Below are the records; pull every line that includes "information".

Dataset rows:
[Start]

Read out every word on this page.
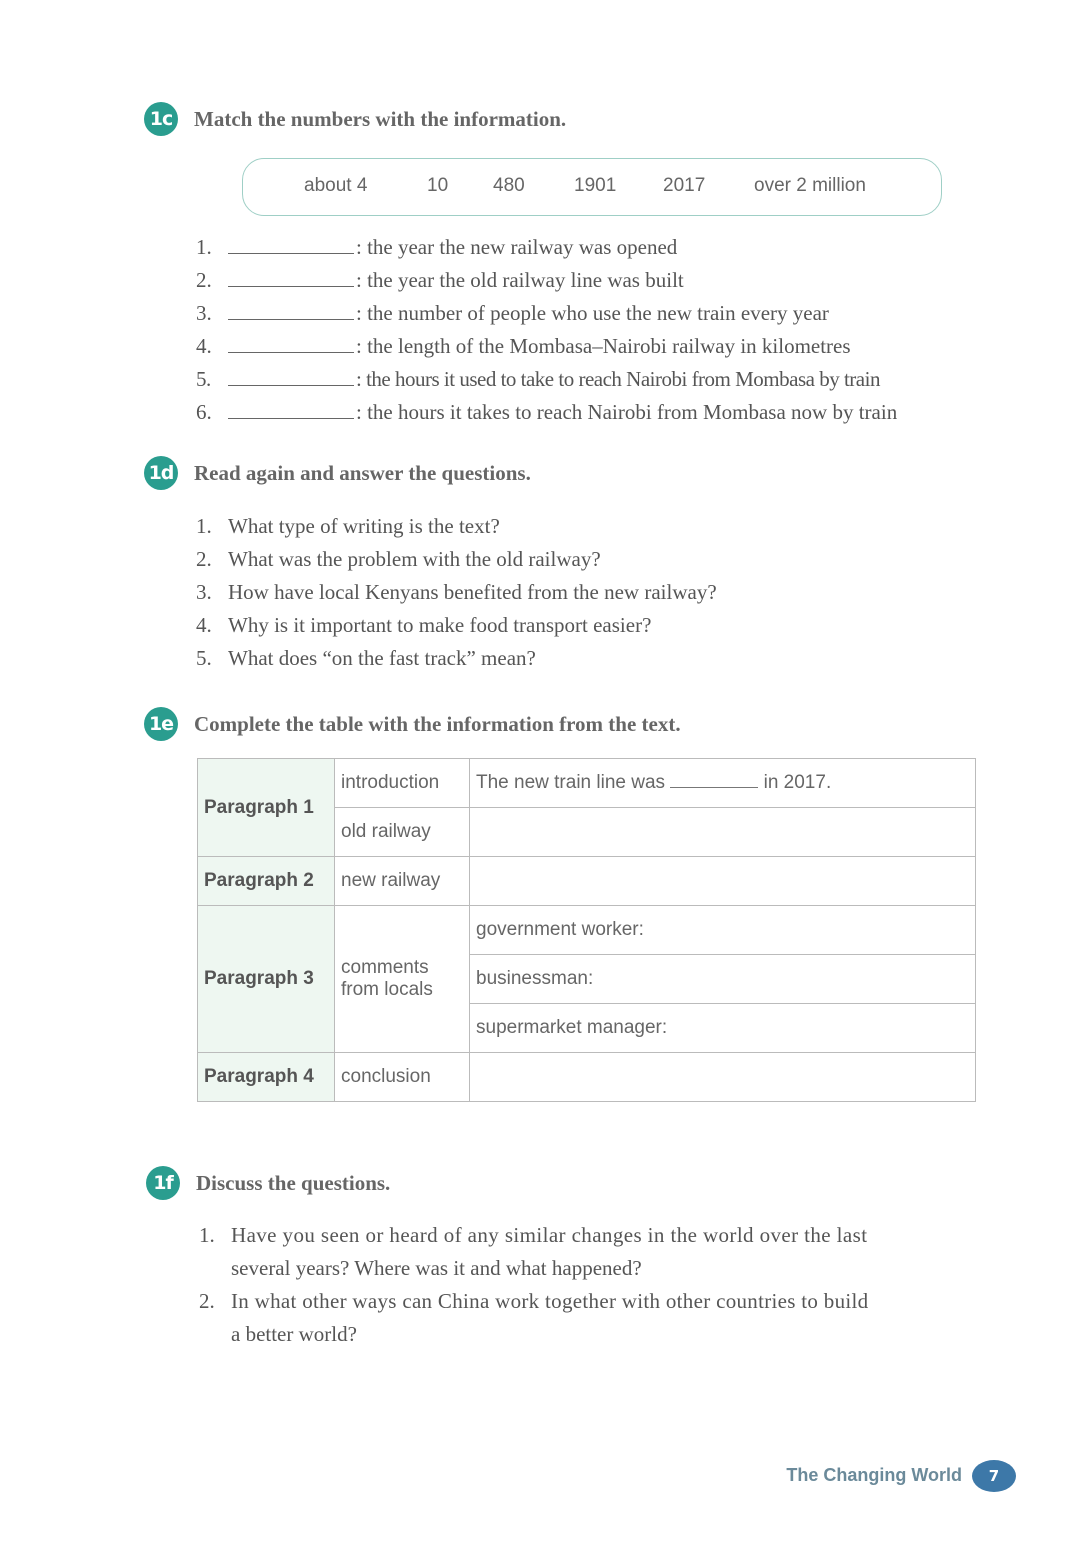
1c Match the numbers with the information.
about 4	10 480	1901 2017	over 2 million
1.	: the year the new railway was opened
2.	: the year the old railway line was built
3.	: the number of people who use the new train every year
4.	: the length of the Mombasa–Nairobi railway in kilometres
5.	: the hours it used to take to reach Nairobi from Mombasa by train
6.	: the hours it takes to reach Nairobi from Mombasa now by train
1d Read again and answer the questions.
1. What type of writing is the text?
2. What was the problem with the old railway?
3. How have local Kenyans benefited from the new railway?
4. Why is it important to make food transport easier?
5. What does “on the fast track” mean?
1e Complete the table with the information from the text.
Paragraph 1	introduction	The new train line was in 2017.
	old railway	
Paragraph 2	new railway	
Paragraph 3	comments from locals	government worker:
		businessman:
		supermarket manager:
Paragraph 4	conclusion	
1f	Discuss the questions.
1. Have you seen or heard of any similar changes in the world over the last
several years? Where was it and what happened?
2. In what other ways can China work together with other countries to build
a better world?
The Changing World	7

[End]

EXPECTED OUTPUT ->
1c Match the numbers with the information.
1e Complete the table with the information from the text.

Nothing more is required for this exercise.